=== PASSAGE ===
Open Source Development Communities For EDA Tools

In order to understand where EDA tools are GOING … in the future, not now which is readily available from Synopsys, Siemens EDA (formerly Mentor Graphics) and Cadence Design Systems or the general Wikipedia page for comparison of free & open source software EDA tools or DARPA/Google’s OpenROAD Project for open-source semiconductor design automation tools … it’s probably a great idea to follow the Top 500 list of supercomputers for the same reason that shade tree mechanics might follow the pit stops at Indy, Formula One or NASCAR.

As a practical point, it’s also kind of important to follow how trends in supercomputing tend to end up in the AI hardware market … through things like AI,the bleeding edge of supercomputing has a way of working its way down to the mobile and even edge devices … and the general philosophies behind supercompute are going to eventually proved to be the most important driver what is needed in EDA tools to produce affordable, high-volume, commodity processing capabilities.

It’s certainly interesting to try to guess what kinds of secrets the fastest of the fastest of the fastest teams are using, but in the LONG RUN though … legitimately OPEN models will always win and gnaw at away at even the best of the best proprietary tech outfits, eg look at Linux v Windows running in containers OR the Python ecosystem v VisualBasic … because tens of millions of engineers can work on a problem versus the staff in the cubefarms at different locations of a single company. No matter how incredibly smart you think that the people on your staff are, the vast majority of the smartest people in the world are necessarily going to be working for someone else. If you have an ELITE level job with the most elite of the elite level companies, you might be tempted to think rather highly of the people you work with … but the reality is that open source development communities are where you are going to find the very smartest and MOST INTELLIGENTLY GENUINELY KIND, most visionary people in the world.
=== DATA SECTION ===
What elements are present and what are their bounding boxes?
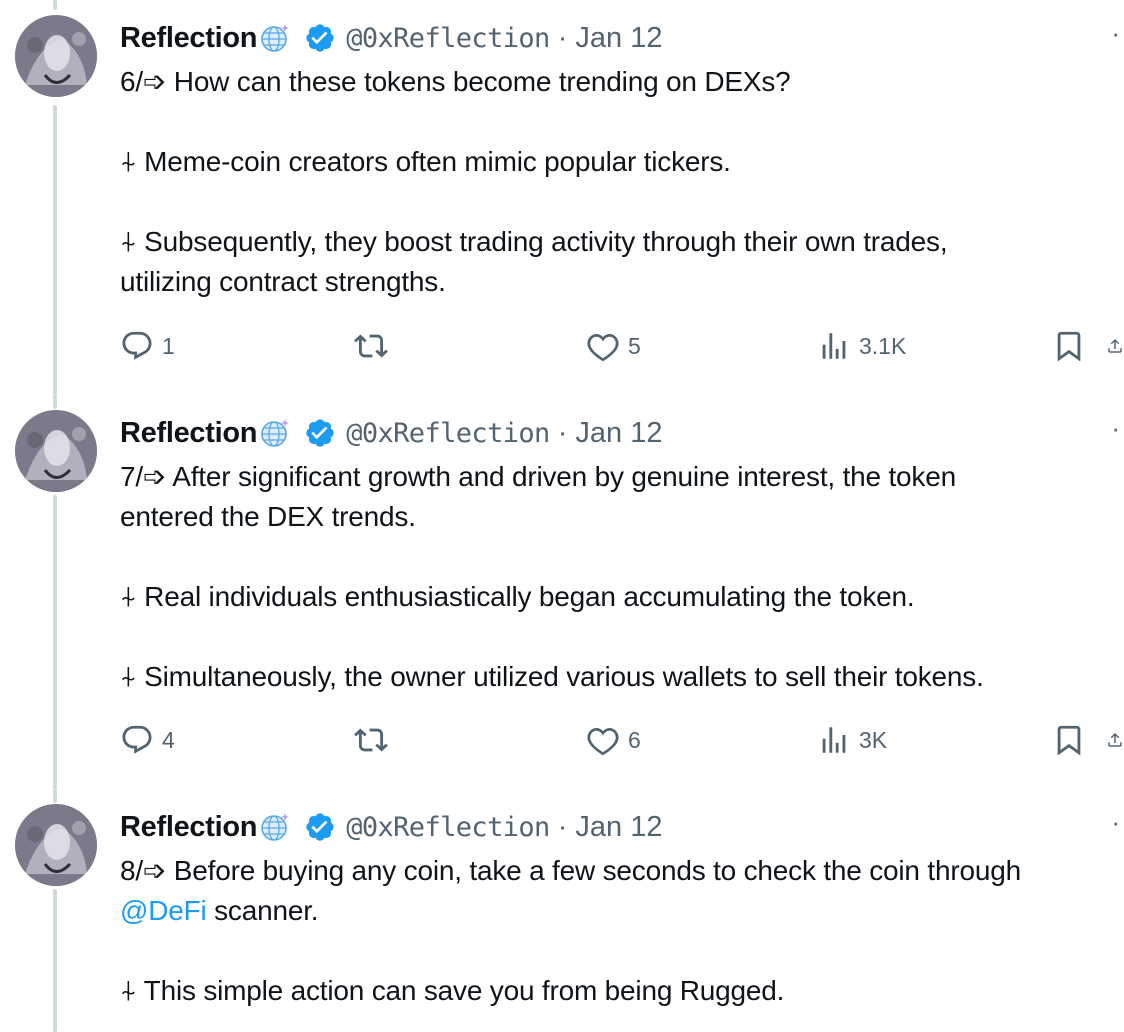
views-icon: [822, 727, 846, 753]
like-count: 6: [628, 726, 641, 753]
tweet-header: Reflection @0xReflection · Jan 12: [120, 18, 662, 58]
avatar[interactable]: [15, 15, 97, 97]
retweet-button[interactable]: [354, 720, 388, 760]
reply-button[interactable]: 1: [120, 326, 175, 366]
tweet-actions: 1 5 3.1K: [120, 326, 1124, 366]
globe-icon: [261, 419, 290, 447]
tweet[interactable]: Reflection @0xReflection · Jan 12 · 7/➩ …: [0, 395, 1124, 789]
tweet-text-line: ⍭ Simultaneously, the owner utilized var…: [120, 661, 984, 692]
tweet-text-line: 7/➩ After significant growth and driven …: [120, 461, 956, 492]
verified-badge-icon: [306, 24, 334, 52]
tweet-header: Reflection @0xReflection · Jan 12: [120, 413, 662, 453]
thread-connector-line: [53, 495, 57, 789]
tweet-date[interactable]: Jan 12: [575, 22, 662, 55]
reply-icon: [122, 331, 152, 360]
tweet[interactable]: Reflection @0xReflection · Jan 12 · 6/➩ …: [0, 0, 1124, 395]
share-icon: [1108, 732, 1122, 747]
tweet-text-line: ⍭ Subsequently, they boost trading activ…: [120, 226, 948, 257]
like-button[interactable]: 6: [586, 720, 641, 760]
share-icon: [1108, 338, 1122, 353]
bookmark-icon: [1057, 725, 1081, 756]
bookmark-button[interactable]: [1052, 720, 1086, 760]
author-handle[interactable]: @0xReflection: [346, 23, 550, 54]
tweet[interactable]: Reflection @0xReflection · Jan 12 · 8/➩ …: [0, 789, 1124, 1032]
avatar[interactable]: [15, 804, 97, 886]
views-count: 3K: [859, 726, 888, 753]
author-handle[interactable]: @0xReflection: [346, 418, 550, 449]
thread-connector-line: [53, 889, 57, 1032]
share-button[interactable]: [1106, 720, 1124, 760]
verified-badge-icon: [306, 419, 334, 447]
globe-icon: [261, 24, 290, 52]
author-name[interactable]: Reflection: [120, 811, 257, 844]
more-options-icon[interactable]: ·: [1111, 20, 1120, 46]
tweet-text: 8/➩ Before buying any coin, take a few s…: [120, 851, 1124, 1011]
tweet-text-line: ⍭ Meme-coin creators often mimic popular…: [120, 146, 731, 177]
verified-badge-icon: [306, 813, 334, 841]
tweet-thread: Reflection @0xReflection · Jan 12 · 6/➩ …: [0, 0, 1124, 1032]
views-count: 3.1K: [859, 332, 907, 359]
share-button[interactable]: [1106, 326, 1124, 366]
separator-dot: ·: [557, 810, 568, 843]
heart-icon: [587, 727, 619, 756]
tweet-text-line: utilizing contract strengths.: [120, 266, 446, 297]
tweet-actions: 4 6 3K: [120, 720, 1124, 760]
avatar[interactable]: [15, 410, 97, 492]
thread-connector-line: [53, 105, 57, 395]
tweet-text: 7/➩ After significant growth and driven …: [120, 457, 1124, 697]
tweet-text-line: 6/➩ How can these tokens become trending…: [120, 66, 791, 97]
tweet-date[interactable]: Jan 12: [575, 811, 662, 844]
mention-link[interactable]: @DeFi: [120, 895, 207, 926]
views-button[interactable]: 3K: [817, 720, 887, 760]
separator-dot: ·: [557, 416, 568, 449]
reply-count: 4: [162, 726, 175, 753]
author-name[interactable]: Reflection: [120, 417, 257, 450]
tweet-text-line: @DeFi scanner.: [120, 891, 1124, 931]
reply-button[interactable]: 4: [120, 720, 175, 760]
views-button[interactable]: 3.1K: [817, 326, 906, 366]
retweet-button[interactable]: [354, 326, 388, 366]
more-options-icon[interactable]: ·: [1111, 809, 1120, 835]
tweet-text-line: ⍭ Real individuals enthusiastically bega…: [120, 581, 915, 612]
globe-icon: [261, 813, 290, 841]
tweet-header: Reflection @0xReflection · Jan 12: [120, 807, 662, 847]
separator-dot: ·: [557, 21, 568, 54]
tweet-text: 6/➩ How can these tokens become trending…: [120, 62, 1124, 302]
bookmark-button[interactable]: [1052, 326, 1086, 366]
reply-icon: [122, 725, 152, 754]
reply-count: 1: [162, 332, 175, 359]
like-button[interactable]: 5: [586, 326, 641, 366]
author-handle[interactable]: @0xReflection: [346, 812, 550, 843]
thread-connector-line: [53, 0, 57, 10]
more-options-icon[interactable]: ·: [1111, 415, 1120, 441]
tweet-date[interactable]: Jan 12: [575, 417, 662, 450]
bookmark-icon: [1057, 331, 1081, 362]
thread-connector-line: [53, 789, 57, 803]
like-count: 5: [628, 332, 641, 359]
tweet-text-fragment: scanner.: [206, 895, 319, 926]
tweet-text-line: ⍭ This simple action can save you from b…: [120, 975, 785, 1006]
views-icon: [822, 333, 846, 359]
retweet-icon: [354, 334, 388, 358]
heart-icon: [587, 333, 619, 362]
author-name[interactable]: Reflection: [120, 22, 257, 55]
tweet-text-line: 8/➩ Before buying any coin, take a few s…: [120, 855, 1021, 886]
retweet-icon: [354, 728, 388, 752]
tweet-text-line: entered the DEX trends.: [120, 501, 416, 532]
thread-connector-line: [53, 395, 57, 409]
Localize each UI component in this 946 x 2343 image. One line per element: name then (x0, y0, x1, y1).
===
=== DATA SECTION ===
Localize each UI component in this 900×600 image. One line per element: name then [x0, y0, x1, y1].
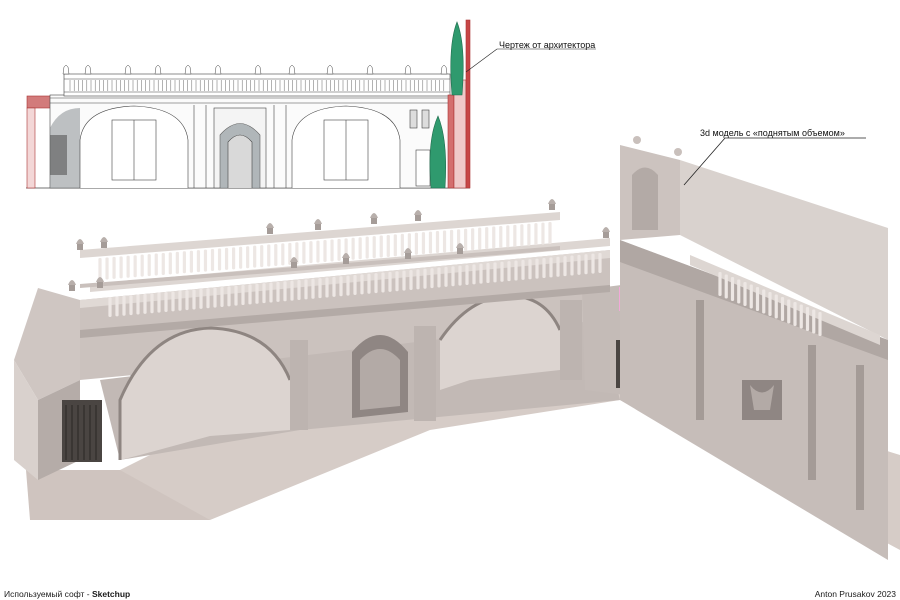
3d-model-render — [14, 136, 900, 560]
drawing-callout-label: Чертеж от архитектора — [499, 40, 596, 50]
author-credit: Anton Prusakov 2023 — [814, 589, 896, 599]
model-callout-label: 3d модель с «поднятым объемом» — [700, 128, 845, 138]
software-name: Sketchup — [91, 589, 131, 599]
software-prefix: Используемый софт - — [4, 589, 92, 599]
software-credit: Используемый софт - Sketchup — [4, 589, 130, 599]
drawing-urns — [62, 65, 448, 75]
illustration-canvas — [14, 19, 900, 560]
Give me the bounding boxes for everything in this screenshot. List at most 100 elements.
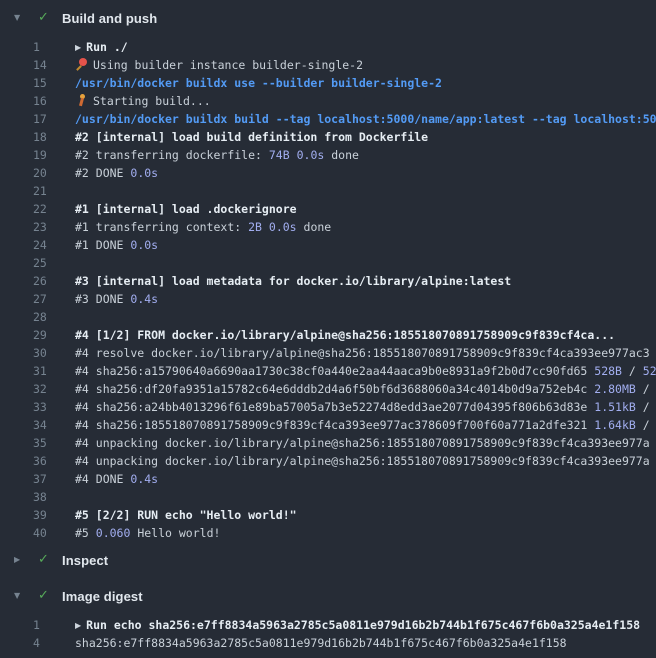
===
Quote the whole post on open-source EDA tools above, word for word.

▸ **RESULT OF THIS TASK**:
Open Source Development Communities For EDA Tools

In order to understand where EDA tools are GOING … in the future, not now which is readily available from Synopsys, Siemens EDA (formerly Mentor Graphics) and Cadence Design Systems or the general Wikipedia page for comparison of free & open source software EDA tools or DARPA/Google’s OpenROAD Project for open-source semiconductor design automation tools … it’s probably a great idea to follow the Top 500 list of supercomputers for the same reason that shade tree mechanics might follow the pit stops at Indy, Formula One or NASCAR.

As a practical point, it’s also kind of important to follow how trends in supercomputing tend to end up in the AI hardware market … through things like AI,the bleeding edge of supercomputing has a way of working its way down to the mobile and even edge devices … and the general philosophies behind supercompute are going to eventually proved to be the most important driver what is needed in EDA tools to produce affordable, high-volume, commodity processing capabilities.

It’s certainly interesting to try to guess what kinds of secrets the fastest of the fastest of the fastest teams are using, but in the LONG RUN though … legitimately OPEN models will always win and gnaw at away at even the best of the best proprietary tech outfits, eg look at Linux v Windows running in containers OR the Python ecosystem v VisualBasic … because tens of millions of engineers can work on a problem versus the staff in the cubefarms at different locations of a single company. No matter how incredibly smart you think that the people on your staff are, the vast majority of the smartest people in the world are necessarily going to be working for someone else. If you have an ELITE level job with the most elite of the elite level companies, you might be tempted to think rather highly of the people you work with … but the reality is that open source development communities are where you are going to find the very smartest and MOST INTELLIGENTLY GENUINELY KIND, most visionary people in the world.